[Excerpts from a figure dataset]

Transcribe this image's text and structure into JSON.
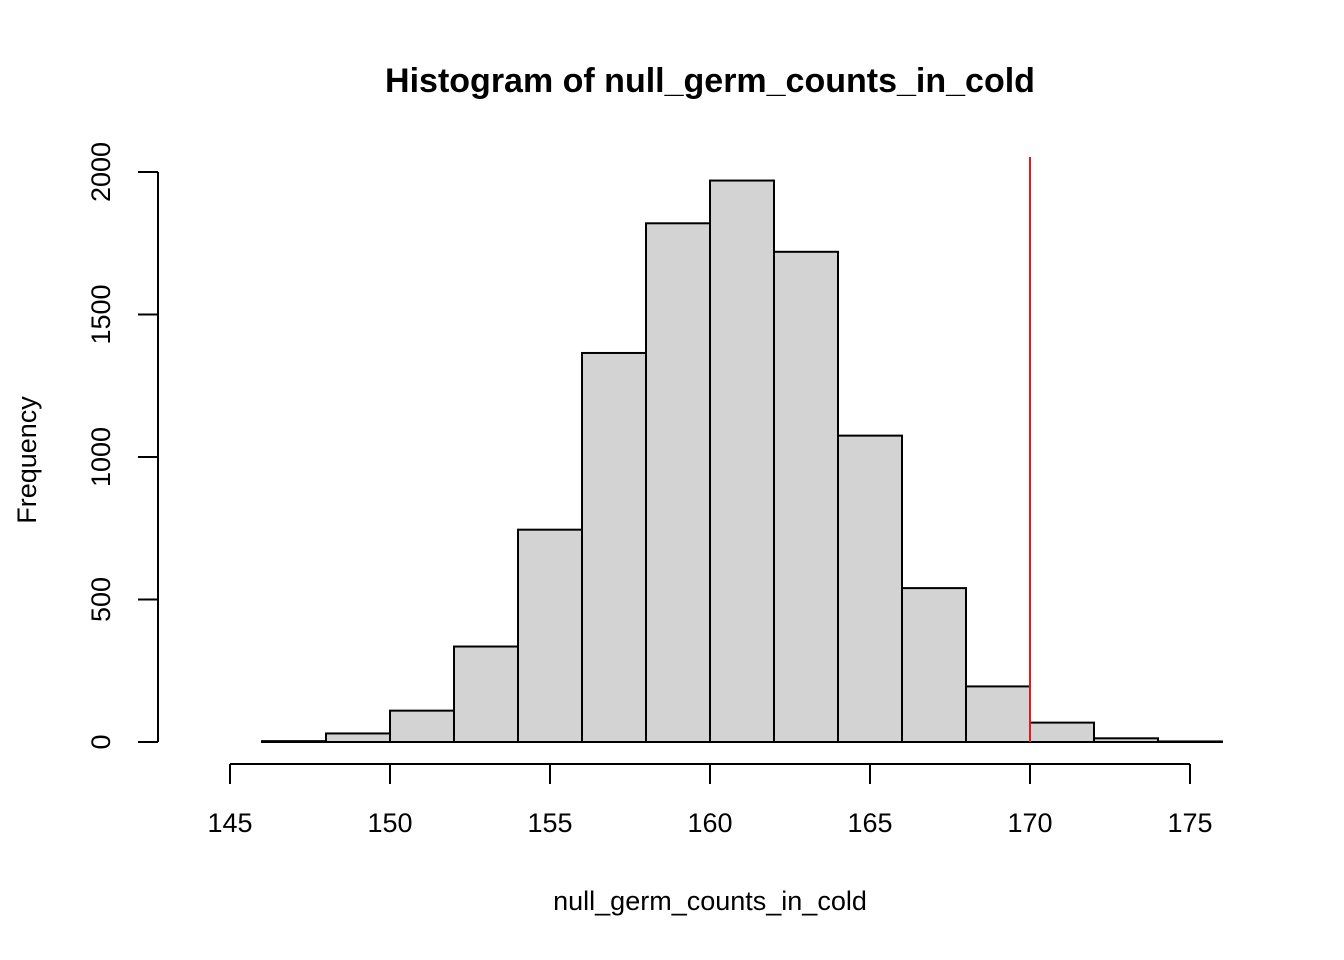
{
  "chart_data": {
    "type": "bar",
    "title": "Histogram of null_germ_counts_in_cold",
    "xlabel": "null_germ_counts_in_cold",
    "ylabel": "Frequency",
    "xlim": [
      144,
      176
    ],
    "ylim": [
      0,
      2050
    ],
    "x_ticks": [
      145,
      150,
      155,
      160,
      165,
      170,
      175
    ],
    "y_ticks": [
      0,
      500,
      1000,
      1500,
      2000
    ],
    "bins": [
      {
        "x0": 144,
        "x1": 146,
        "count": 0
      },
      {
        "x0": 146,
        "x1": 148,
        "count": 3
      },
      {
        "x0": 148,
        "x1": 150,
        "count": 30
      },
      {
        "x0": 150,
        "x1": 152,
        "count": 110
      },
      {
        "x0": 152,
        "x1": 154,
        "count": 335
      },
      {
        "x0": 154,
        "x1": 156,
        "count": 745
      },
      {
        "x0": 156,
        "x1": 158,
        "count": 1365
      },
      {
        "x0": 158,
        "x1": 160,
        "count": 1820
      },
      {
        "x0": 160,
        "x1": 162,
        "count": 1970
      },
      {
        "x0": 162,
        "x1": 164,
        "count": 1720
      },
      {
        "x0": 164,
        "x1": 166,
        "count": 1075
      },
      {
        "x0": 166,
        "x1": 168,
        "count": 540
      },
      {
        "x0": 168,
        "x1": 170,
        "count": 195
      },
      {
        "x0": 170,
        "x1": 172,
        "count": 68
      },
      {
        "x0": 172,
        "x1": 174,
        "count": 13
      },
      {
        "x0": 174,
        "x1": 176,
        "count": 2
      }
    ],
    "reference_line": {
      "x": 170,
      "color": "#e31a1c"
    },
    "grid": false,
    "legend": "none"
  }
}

SET PROBLEM: Without including the pictures, reproduce all entries exactly.

RESULT FOR THIS EXERCISE:
Transcribe this image's text and structure into JSON.
{
  "chart_data": {
    "type": "bar",
    "title": "Histogram of null_germ_counts_in_cold",
    "xlabel": "null_germ_counts_in_cold",
    "ylabel": "Frequency",
    "xlim": [
      144,
      176
    ],
    "ylim": [
      0,
      2050
    ],
    "x_ticks": [
      145,
      150,
      155,
      160,
      165,
      170,
      175
    ],
    "y_ticks": [
      0,
      500,
      1000,
      1500,
      2000
    ],
    "bins": [
      {
        "x0": 144,
        "x1": 146,
        "count": 0
      },
      {
        "x0": 146,
        "x1": 148,
        "count": 3
      },
      {
        "x0": 148,
        "x1": 150,
        "count": 30
      },
      {
        "x0": 150,
        "x1": 152,
        "count": 110
      },
      {
        "x0": 152,
        "x1": 154,
        "count": 335
      },
      {
        "x0": 154,
        "x1": 156,
        "count": 745
      },
      {
        "x0": 156,
        "x1": 158,
        "count": 1365
      },
      {
        "x0": 158,
        "x1": 160,
        "count": 1820
      },
      {
        "x0": 160,
        "x1": 162,
        "count": 1970
      },
      {
        "x0": 162,
        "x1": 164,
        "count": 1720
      },
      {
        "x0": 164,
        "x1": 166,
        "count": 1075
      },
      {
        "x0": 166,
        "x1": 168,
        "count": 540
      },
      {
        "x0": 168,
        "x1": 170,
        "count": 195
      },
      {
        "x0": 170,
        "x1": 172,
        "count": 68
      },
      {
        "x0": 172,
        "x1": 174,
        "count": 13
      },
      {
        "x0": 174,
        "x1": 176,
        "count": 2
      }
    ],
    "reference_line": {
      "x": 170,
      "color": "#e31a1c"
    },
    "grid": false,
    "legend": "none"
  }
}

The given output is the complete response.